━━━ Items ━━━
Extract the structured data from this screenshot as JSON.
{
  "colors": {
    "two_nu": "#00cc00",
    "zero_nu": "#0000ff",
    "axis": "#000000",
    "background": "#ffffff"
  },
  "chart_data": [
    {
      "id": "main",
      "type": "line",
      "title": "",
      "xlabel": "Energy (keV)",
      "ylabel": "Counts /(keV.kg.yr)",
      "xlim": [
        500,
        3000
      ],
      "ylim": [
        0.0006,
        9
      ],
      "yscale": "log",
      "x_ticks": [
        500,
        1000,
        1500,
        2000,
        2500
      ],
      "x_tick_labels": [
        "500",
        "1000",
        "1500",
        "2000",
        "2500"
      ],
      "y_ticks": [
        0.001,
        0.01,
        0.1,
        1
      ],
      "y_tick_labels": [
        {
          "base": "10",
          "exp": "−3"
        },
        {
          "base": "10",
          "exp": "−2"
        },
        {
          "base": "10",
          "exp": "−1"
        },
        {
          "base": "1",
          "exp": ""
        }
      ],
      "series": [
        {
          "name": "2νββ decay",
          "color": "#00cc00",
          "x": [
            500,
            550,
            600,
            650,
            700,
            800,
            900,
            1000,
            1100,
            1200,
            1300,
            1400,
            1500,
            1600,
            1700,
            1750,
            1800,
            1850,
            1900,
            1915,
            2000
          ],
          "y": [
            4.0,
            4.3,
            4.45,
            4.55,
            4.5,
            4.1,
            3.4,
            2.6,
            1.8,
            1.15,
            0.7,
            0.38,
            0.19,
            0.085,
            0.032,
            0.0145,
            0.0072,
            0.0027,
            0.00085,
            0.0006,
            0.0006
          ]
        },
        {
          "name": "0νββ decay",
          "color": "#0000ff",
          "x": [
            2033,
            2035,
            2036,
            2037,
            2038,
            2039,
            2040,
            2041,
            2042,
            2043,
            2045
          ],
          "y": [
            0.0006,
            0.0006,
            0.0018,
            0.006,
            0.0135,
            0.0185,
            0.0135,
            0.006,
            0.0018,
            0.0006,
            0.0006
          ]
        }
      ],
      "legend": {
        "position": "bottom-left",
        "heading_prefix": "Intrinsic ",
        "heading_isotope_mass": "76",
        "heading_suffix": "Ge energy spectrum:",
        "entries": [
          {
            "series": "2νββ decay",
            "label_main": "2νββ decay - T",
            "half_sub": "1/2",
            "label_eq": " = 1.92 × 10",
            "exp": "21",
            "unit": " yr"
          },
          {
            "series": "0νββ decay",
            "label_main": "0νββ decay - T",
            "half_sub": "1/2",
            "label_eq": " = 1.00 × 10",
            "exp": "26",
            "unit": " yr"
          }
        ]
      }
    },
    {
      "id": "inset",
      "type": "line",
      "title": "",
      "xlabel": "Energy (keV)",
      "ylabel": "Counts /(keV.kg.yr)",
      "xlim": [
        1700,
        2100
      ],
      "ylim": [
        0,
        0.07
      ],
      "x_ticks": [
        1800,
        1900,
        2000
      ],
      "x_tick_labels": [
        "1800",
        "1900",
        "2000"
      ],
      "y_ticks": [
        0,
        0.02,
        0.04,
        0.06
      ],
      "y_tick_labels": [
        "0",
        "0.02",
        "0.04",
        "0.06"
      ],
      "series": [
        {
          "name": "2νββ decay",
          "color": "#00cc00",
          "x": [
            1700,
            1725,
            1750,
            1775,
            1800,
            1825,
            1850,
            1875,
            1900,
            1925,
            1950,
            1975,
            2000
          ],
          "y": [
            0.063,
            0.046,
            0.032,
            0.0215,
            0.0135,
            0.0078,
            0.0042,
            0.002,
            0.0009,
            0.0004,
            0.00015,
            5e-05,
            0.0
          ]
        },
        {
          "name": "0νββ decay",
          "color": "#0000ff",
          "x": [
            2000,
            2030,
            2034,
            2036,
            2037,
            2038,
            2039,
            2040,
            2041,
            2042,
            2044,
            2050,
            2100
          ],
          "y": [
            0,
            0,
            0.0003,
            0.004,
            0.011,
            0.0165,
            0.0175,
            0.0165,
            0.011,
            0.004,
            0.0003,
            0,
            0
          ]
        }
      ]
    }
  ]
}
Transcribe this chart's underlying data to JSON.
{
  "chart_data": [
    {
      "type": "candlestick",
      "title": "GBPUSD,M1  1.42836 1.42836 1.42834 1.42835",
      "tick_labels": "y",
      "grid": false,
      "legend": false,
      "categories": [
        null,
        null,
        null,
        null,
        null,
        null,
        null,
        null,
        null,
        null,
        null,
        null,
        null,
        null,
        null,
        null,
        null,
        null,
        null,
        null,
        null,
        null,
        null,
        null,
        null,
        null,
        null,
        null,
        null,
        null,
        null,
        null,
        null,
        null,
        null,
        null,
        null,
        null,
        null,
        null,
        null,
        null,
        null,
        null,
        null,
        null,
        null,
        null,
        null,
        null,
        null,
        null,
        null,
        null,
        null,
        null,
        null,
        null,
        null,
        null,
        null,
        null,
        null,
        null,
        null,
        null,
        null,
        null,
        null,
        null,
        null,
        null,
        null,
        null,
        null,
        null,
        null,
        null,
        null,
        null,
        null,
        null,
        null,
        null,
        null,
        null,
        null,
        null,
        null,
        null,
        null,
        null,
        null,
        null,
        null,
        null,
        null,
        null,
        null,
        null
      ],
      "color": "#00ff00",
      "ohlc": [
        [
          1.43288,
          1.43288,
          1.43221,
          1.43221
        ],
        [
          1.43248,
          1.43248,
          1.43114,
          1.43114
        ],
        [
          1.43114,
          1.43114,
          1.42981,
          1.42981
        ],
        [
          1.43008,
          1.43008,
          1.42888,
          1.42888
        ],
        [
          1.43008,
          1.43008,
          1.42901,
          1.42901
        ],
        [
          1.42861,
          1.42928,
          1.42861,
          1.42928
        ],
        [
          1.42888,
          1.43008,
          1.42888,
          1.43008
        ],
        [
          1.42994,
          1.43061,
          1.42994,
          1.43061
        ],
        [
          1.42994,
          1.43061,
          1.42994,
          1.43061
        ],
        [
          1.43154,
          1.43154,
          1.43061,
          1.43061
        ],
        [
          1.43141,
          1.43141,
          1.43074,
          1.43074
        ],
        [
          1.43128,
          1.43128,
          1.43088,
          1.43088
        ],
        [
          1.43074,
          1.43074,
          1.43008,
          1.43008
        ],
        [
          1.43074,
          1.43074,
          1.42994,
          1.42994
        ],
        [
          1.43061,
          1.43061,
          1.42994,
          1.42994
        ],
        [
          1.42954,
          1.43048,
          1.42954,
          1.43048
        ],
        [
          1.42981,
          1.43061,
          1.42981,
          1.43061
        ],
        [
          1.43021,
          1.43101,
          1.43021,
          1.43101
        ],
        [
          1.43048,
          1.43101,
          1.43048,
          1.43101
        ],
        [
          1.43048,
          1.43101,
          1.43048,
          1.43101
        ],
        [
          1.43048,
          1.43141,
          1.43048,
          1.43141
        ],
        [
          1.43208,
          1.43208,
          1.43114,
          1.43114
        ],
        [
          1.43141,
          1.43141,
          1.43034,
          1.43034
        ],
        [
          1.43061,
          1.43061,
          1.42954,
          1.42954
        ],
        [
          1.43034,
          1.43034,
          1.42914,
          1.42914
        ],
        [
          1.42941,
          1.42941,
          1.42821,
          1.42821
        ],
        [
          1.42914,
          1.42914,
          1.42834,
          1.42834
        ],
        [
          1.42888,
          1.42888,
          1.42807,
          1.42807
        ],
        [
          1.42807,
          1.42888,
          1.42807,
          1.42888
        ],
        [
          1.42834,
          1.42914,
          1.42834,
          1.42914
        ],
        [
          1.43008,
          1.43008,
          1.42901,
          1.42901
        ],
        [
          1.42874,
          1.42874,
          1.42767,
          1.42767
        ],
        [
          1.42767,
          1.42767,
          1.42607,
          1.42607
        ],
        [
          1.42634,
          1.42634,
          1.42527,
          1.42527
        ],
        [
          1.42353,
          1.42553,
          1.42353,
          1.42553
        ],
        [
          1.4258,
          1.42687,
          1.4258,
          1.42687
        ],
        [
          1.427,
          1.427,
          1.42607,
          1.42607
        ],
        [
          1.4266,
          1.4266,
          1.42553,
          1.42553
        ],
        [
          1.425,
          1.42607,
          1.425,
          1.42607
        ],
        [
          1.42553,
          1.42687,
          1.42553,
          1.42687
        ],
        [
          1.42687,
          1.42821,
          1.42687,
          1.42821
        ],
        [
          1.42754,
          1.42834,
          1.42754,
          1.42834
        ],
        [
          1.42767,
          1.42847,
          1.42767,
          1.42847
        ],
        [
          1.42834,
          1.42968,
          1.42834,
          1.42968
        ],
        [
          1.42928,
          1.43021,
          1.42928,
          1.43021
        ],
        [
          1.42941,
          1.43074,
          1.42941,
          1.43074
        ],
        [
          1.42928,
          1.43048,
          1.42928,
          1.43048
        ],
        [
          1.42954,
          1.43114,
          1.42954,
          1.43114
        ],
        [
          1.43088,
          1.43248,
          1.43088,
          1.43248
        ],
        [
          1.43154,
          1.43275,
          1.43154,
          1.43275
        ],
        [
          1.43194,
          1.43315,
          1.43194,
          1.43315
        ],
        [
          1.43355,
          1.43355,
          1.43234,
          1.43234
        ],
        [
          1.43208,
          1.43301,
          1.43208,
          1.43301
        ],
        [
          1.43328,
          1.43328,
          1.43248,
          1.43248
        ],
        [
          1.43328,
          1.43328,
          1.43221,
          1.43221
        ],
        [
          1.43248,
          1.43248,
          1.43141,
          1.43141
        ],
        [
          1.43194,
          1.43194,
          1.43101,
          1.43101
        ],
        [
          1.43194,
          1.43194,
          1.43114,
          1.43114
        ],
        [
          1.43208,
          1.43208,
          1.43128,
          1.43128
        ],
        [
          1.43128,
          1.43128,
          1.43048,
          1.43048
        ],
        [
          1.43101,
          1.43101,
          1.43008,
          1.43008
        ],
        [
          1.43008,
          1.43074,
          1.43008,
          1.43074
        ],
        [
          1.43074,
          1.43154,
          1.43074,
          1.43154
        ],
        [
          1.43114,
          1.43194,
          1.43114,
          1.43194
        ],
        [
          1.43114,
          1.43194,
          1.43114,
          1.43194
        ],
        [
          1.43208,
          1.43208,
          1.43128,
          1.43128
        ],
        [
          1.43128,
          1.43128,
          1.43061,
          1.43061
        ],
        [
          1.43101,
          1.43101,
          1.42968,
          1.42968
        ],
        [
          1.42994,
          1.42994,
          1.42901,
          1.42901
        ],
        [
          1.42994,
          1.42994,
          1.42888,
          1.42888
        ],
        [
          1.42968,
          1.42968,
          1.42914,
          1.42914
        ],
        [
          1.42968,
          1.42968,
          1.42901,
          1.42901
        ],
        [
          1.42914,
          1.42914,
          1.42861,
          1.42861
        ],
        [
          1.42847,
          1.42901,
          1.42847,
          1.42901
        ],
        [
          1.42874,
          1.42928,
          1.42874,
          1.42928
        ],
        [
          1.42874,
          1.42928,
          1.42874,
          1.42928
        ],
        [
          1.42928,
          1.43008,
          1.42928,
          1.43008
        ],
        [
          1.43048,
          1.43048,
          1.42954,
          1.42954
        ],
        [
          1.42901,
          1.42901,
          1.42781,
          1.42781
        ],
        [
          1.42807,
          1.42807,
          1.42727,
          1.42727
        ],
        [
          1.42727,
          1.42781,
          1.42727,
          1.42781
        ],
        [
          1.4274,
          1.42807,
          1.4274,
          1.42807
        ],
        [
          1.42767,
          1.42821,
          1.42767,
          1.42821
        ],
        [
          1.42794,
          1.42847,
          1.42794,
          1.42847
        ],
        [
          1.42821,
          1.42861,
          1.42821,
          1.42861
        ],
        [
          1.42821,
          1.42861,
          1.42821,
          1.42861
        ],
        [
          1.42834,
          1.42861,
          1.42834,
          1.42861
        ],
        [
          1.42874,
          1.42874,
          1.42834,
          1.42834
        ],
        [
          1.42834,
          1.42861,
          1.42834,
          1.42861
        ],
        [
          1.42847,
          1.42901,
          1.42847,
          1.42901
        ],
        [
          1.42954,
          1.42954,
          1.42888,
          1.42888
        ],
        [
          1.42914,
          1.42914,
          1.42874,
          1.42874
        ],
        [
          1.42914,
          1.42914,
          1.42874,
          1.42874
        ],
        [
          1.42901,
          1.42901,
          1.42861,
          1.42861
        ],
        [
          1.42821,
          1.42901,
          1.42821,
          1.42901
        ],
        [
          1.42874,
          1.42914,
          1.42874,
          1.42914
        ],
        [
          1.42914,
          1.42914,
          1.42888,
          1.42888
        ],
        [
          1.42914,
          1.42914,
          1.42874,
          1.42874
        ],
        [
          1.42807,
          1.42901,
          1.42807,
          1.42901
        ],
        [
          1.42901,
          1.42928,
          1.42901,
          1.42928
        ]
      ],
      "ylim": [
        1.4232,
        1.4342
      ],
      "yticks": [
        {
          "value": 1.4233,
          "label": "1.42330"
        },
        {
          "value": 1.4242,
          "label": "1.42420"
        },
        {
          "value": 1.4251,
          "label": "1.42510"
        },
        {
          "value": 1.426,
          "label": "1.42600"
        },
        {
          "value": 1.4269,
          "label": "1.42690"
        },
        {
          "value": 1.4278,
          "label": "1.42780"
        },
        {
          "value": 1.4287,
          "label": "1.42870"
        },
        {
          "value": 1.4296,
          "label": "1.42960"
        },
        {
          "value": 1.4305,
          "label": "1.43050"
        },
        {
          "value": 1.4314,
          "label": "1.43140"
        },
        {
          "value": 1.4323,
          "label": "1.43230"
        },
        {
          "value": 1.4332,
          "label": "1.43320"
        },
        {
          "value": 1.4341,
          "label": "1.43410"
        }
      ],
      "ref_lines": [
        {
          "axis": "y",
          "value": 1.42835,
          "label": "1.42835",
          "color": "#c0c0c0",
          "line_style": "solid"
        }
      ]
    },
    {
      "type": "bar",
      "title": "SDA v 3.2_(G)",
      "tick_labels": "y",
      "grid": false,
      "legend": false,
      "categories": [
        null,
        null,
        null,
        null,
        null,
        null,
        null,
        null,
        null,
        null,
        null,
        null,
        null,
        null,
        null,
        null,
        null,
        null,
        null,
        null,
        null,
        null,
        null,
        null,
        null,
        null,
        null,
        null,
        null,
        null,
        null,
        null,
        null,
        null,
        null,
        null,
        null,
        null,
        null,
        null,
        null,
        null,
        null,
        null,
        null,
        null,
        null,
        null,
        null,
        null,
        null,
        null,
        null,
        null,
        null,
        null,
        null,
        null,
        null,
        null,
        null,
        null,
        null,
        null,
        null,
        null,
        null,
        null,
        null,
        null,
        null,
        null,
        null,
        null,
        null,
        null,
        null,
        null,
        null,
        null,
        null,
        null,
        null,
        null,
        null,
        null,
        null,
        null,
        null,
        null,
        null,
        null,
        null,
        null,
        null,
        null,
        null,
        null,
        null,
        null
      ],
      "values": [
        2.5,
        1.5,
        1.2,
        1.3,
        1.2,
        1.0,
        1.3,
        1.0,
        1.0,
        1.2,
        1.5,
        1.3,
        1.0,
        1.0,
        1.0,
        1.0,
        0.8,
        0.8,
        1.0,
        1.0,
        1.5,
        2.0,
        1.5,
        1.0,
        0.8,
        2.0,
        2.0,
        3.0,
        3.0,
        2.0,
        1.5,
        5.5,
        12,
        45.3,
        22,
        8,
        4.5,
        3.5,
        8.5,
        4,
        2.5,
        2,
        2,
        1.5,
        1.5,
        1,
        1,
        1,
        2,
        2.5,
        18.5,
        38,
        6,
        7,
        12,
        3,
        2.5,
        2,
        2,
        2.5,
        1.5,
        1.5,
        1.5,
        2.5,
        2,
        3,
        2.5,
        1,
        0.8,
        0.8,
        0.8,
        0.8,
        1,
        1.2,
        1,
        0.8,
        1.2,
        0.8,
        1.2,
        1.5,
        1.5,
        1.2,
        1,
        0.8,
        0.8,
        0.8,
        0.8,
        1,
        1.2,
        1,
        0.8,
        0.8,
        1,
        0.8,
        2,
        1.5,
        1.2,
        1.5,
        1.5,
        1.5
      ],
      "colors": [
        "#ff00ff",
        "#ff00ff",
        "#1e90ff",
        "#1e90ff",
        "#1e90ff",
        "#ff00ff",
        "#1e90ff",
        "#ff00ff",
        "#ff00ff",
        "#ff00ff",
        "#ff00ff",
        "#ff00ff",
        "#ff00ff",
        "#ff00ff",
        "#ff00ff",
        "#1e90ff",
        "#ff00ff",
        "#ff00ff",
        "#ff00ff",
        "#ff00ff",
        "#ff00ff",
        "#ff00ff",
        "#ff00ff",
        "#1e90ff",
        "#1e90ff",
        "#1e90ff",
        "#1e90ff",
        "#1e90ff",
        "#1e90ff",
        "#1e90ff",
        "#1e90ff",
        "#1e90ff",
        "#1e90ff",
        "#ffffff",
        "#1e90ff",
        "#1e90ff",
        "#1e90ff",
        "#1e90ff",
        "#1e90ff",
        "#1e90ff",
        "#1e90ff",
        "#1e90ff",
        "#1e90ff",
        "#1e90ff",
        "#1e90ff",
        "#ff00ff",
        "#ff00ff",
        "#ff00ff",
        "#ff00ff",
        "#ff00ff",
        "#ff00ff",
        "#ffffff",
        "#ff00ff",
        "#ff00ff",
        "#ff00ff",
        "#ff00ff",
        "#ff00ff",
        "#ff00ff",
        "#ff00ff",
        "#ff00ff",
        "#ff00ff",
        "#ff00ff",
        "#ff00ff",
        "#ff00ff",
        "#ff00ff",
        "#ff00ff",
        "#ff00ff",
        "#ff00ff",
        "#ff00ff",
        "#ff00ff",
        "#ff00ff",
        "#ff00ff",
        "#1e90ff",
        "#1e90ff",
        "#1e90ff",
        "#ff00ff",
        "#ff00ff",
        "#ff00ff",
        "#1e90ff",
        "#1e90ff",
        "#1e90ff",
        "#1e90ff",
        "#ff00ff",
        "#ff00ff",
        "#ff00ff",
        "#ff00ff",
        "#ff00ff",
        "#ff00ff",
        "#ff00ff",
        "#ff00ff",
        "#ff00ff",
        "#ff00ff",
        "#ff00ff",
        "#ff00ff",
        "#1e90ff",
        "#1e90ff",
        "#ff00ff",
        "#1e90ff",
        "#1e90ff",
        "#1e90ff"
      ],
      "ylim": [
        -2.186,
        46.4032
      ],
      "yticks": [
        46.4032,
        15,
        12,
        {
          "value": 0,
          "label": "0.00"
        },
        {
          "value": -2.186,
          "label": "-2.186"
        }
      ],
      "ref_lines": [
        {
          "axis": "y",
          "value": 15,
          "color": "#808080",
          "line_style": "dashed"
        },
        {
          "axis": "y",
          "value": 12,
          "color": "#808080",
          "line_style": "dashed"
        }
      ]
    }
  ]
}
━━━
- Task requirements: Pick out all lines containing the string "JSON".

- Task result:
Extract the structured data from this screenshot as JSON.
Transcribe this chart's underlying data to JSON.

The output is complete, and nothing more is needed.